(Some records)
○ ○ ○ ○
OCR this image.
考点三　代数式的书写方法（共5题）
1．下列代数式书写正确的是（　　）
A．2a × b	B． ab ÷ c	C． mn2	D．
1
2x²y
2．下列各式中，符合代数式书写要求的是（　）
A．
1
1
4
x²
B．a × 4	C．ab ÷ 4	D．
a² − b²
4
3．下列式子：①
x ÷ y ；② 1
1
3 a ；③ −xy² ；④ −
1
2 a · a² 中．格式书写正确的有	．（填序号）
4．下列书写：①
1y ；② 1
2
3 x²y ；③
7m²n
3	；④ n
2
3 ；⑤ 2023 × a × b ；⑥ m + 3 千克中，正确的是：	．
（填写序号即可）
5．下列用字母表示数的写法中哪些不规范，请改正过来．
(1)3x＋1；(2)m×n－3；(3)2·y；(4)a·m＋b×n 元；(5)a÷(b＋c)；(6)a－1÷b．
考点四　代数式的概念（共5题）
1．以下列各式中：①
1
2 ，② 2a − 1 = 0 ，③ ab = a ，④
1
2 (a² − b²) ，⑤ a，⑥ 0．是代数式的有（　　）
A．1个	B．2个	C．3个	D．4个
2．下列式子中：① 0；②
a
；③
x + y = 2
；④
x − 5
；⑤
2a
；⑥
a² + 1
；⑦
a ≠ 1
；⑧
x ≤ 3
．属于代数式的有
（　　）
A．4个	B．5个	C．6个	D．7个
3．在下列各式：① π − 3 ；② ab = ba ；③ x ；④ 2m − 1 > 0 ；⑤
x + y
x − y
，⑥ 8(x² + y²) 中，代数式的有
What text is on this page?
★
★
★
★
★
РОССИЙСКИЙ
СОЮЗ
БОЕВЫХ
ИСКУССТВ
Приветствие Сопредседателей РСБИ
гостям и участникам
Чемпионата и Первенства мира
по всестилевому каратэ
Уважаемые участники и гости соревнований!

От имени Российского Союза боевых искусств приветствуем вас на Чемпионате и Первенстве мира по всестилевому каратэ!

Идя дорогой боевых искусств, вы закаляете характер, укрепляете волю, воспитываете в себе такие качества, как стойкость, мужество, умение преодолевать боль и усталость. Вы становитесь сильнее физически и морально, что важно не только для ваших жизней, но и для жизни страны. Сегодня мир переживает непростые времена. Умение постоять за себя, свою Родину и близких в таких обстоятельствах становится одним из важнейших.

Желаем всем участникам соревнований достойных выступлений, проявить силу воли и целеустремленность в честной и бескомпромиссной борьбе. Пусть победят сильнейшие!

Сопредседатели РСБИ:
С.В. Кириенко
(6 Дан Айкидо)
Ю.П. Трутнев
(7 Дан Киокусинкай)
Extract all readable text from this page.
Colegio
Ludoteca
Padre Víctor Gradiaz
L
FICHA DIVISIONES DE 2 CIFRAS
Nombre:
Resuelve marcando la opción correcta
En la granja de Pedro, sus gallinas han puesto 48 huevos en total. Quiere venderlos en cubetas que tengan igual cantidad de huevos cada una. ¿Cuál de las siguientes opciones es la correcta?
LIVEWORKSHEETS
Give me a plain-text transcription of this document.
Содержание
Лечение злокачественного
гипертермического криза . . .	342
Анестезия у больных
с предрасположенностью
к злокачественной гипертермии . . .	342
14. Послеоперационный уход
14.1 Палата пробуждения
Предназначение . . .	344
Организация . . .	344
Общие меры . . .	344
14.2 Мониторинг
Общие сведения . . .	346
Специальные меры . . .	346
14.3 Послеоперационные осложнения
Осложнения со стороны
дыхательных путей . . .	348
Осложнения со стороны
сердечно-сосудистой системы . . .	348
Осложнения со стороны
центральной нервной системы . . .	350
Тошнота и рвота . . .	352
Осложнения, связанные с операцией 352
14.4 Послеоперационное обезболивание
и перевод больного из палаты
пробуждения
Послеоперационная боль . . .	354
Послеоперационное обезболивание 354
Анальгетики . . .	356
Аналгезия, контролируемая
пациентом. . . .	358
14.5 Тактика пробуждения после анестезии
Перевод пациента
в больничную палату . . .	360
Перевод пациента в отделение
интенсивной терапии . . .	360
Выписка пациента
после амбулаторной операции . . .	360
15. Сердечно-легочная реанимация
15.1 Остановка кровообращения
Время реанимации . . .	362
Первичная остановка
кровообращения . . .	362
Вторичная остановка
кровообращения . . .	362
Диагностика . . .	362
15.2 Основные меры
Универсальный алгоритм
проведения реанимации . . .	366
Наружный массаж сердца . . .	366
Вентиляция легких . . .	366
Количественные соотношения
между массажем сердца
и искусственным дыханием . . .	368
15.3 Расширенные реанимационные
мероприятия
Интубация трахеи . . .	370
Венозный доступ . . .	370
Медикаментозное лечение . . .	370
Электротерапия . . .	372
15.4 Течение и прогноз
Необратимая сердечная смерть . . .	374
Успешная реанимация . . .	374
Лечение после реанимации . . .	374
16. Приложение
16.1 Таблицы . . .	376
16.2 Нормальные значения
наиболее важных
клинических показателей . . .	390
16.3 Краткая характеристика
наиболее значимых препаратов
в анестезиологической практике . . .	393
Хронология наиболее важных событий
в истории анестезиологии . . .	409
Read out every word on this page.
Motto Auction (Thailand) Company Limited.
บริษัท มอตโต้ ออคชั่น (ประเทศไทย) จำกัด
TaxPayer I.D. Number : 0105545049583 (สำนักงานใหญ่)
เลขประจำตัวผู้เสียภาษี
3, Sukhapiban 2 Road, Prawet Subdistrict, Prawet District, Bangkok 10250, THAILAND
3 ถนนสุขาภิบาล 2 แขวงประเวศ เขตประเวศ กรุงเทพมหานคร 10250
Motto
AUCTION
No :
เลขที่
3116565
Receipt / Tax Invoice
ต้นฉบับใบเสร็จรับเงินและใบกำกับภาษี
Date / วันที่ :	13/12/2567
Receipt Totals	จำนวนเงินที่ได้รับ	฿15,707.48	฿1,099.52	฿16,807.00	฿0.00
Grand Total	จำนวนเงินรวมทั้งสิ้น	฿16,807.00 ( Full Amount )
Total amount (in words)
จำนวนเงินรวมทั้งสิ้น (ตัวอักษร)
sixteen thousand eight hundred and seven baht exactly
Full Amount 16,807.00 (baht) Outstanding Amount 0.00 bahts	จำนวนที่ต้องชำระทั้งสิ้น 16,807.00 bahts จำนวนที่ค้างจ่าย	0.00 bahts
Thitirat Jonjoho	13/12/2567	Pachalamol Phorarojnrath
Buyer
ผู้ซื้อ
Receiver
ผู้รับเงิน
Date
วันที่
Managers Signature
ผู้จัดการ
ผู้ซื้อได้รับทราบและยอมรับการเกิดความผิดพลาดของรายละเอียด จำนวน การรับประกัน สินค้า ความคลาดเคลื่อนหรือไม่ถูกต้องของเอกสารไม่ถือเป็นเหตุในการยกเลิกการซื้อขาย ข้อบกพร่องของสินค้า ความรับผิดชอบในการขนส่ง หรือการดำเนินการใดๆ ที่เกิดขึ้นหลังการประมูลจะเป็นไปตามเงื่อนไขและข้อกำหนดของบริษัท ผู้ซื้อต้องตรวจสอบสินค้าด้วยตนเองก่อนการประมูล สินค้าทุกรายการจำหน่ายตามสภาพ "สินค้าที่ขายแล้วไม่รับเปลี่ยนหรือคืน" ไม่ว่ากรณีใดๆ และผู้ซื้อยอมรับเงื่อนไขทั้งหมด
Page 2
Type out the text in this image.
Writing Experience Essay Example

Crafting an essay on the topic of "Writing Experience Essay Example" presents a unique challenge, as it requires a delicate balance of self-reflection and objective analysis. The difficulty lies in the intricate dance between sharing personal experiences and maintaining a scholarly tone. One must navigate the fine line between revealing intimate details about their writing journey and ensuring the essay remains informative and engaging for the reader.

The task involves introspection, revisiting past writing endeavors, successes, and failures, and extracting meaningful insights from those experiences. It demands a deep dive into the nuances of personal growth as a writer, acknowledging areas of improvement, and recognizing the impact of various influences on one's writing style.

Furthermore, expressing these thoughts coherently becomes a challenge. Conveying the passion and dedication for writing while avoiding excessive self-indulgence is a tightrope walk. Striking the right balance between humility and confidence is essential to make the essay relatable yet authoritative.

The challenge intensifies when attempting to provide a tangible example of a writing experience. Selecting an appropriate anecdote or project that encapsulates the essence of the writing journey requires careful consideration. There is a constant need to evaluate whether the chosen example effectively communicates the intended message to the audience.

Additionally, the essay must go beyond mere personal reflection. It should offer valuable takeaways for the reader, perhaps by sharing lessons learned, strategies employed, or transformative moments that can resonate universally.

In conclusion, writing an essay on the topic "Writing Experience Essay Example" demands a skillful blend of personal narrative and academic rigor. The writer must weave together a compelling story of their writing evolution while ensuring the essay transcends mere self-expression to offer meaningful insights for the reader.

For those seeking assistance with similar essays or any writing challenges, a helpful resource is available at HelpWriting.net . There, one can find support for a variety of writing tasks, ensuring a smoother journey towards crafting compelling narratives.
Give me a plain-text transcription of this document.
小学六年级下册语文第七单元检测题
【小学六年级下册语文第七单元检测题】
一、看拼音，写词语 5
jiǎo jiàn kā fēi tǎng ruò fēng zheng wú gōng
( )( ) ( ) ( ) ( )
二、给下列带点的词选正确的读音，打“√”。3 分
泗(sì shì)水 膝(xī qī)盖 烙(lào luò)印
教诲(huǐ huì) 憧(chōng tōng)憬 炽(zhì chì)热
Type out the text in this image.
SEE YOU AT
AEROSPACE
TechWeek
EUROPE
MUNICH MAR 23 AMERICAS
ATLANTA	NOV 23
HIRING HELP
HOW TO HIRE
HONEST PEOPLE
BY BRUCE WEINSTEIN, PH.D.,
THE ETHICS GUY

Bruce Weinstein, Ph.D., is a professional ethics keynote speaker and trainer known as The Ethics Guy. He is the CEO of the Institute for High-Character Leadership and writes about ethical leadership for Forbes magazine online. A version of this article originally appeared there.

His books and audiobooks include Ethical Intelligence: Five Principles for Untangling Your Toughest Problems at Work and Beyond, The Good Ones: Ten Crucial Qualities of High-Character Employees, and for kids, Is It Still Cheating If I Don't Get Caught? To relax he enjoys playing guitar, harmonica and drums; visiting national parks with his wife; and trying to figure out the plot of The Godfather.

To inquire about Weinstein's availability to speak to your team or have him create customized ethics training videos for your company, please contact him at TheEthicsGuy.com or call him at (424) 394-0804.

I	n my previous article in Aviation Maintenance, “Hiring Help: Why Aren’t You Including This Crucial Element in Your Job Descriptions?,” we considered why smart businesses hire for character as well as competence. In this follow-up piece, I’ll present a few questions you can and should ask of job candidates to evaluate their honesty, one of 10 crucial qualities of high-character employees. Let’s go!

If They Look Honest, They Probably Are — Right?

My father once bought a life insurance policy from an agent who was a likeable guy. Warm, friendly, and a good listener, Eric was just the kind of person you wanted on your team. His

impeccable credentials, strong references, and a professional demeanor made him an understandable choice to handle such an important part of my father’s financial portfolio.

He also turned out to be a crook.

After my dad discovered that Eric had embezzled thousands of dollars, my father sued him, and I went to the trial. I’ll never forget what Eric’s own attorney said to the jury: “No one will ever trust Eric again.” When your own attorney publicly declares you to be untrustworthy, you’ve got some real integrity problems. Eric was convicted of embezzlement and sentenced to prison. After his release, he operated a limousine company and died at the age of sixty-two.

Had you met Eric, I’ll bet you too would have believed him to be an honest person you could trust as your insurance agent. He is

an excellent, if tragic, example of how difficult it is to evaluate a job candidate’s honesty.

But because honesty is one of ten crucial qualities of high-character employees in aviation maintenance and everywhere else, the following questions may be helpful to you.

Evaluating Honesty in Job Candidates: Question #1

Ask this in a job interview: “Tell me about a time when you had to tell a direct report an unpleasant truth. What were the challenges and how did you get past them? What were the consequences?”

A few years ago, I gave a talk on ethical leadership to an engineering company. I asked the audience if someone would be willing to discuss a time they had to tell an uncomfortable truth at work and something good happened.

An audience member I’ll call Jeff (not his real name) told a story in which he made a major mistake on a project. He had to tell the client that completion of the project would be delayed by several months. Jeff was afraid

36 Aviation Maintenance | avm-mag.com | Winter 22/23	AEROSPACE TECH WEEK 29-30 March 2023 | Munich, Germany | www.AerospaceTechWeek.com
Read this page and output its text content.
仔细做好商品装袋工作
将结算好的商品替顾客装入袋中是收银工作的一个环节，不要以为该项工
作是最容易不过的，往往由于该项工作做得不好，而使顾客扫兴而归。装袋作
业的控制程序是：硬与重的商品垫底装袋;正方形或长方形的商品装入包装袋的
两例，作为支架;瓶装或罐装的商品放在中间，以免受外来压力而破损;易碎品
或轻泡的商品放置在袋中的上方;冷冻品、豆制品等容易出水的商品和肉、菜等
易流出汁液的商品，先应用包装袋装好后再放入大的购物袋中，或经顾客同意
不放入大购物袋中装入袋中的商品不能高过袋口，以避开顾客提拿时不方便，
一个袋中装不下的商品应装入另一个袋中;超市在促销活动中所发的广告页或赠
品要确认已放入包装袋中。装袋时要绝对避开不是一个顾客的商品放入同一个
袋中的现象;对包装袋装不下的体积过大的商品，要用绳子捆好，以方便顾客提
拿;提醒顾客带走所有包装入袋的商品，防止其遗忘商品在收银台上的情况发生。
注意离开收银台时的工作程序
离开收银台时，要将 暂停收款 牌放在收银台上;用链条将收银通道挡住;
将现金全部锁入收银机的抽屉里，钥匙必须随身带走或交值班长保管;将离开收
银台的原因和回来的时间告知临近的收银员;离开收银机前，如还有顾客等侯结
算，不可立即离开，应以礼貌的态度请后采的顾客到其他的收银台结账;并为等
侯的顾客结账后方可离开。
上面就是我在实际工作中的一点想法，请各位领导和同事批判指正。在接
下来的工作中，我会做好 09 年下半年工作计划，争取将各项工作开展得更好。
○ ○ ○ ○
Copy out exactly the lines running from the line with "Read this page and output its text content." to the end of the records, inclusive.

> **Result of this task**
Read this page and output its text content.
仔细做好商品装袋工作
将结算好的商品替顾客装入袋中是收银工作的一个环节，不要以为该项工
作是最容易不过的，往往由于该项工作做得不好，而使顾客扫兴而归。装袋作
业的控制程序是：硬与重的商品垫底装袋;正方形或长方形的商品装入包装袋的
两例，作为支架;瓶装或罐装的商品放在中间，以免受外来压力而破损;易碎品
或轻泡的商品放置在袋中的上方;冷冻品、豆制品等容易出水的商品和肉、菜等
易流出汁液的商品，先应用包装袋装好后再放入大的购物袋中，或经顾客同意
不放入大购物袋中装入袋中的商品不能高过袋口，以避开顾客提拿时不方便，
一个袋中装不下的商品应装入另一个袋中;超市在促销活动中所发的广告页或赠
品要确认已放入包装袋中。装袋时要绝对避开不是一个顾客的商品放入同一个
袋中的现象;对包装袋装不下的体积过大的商品，要用绳子捆好，以方便顾客提
拿;提醒顾客带走所有包装入袋的商品，防止其遗忘商品在收银台上的情况发生。
注意离开收银台时的工作程序
离开收银台时，要将 暂停收款 牌放在收银台上;用链条将收银通道挡住;
将现金全部锁入收银机的抽屉里，钥匙必须随身带走或交值班长保管;将离开收
银台的原因和回来的时间告知临近的收银员;离开收银机前，如还有顾客等侯结
算，不可立即离开，应以礼貌的态度请后采的顾客到其他的收银台结账;并为等
侯的顾客结账后方可离开。
上面就是我在实际工作中的一点想法，请各位领导和同事批判指正。在接
下来的工作中，我会做好 09 年下半年工作计划，争取将各项工作开展得更好。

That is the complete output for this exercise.